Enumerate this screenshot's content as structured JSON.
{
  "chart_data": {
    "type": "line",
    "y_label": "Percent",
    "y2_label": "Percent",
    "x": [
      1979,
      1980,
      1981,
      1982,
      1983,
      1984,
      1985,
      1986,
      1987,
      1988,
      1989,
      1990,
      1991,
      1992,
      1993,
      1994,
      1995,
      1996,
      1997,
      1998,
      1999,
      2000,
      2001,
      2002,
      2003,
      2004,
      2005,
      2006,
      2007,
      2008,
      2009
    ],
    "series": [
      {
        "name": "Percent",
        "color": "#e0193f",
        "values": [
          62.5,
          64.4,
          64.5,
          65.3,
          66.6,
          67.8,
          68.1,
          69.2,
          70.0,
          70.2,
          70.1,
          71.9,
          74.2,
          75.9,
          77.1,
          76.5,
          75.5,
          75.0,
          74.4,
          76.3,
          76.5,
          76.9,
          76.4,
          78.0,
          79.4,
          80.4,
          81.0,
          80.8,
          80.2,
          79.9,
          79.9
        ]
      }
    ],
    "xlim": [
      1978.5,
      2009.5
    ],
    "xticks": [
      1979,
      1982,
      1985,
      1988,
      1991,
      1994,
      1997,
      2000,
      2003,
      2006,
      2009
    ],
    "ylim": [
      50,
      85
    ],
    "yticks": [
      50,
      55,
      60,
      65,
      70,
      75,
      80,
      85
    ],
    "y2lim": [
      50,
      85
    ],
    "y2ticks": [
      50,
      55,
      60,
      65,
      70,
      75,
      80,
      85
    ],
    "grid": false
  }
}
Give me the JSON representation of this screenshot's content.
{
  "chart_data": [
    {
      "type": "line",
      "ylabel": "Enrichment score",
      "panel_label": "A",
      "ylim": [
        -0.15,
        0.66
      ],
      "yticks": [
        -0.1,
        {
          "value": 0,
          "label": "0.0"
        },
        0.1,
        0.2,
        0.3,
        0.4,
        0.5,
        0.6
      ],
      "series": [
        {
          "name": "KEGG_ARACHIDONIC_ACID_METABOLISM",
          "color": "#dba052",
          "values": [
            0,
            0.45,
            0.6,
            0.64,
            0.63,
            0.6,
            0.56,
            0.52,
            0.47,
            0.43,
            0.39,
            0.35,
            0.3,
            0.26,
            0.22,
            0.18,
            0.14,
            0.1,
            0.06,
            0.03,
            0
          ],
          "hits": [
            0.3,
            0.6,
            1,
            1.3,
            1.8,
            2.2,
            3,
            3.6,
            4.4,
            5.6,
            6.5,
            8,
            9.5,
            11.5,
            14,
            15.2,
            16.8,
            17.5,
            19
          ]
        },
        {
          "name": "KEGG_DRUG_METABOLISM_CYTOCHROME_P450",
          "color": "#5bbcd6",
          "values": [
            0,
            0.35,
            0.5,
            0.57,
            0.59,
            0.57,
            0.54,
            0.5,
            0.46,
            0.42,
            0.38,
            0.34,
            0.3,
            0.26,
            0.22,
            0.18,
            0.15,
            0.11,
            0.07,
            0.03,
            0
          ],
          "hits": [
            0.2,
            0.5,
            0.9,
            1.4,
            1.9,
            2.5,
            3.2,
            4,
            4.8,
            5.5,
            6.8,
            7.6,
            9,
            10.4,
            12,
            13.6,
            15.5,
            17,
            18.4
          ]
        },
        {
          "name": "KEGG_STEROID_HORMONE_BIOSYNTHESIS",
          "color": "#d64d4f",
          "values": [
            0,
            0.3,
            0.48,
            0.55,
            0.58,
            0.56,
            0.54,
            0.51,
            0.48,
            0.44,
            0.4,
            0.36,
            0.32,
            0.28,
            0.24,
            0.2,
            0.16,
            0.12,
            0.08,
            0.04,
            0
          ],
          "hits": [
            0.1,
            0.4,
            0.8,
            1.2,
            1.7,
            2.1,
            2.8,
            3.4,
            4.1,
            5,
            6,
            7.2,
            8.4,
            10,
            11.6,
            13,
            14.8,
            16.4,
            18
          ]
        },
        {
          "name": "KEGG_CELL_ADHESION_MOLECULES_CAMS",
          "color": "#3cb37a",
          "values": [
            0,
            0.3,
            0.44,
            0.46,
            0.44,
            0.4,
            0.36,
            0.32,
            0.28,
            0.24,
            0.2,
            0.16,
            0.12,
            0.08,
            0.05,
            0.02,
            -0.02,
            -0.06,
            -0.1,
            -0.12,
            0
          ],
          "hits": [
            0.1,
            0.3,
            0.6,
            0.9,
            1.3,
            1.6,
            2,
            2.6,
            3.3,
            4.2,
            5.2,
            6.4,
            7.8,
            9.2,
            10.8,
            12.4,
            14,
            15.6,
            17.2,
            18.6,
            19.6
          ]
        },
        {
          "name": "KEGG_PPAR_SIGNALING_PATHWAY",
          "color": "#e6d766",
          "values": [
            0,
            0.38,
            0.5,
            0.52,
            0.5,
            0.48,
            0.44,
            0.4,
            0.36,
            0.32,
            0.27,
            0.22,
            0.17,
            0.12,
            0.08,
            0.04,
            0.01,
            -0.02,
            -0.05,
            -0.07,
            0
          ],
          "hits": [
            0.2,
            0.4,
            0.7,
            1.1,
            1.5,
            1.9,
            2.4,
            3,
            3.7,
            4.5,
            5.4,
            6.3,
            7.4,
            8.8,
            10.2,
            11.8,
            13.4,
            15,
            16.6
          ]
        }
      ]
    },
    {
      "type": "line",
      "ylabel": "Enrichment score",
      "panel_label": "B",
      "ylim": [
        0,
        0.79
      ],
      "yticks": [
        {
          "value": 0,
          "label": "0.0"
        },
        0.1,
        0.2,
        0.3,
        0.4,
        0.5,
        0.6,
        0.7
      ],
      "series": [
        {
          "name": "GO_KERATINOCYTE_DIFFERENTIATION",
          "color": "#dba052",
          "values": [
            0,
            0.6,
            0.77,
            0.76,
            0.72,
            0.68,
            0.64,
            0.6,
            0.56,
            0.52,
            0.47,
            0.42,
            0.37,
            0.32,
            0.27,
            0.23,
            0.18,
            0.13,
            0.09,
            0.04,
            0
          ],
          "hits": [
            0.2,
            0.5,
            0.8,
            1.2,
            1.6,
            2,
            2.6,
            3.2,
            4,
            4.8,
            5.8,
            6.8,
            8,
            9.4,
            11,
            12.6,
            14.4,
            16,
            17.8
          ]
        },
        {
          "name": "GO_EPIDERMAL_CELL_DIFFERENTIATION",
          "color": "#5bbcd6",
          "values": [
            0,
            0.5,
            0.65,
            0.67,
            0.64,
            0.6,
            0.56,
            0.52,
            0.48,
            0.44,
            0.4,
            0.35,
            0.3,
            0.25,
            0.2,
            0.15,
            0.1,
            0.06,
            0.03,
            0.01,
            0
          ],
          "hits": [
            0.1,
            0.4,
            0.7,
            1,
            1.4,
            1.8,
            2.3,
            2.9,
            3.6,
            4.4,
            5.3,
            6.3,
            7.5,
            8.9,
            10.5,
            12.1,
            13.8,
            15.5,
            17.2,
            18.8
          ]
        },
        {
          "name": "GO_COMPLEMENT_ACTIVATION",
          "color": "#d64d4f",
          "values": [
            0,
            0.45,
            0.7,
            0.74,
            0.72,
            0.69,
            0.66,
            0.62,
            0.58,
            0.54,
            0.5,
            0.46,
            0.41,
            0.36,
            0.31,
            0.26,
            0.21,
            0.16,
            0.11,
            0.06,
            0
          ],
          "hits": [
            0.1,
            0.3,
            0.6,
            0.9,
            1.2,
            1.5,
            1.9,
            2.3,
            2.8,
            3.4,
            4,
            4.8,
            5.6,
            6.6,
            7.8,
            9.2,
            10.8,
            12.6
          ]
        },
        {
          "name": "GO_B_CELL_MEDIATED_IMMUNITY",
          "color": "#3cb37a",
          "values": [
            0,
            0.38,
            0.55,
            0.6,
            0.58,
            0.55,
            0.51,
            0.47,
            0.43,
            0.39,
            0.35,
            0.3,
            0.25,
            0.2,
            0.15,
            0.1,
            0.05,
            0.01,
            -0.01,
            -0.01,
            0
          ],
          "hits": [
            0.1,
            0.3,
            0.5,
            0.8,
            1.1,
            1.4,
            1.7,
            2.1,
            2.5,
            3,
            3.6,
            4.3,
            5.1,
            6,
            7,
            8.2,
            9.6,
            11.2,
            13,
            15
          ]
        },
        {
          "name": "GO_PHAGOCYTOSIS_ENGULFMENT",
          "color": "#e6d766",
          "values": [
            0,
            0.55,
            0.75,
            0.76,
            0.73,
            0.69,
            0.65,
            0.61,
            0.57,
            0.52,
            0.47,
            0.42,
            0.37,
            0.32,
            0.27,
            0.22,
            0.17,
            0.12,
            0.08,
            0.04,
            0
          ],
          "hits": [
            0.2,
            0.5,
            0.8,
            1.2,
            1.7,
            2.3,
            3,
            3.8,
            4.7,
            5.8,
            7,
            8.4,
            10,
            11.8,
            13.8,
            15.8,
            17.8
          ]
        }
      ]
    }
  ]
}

━━━━━━━━━━

▸ Aim of the exercise: Find the word "JSON" in the material, then list each line that holds it.

▸ Full response:
Enumerate this screenshot's content as structured JSON.
Give me the JSON representation of this screenshot's content.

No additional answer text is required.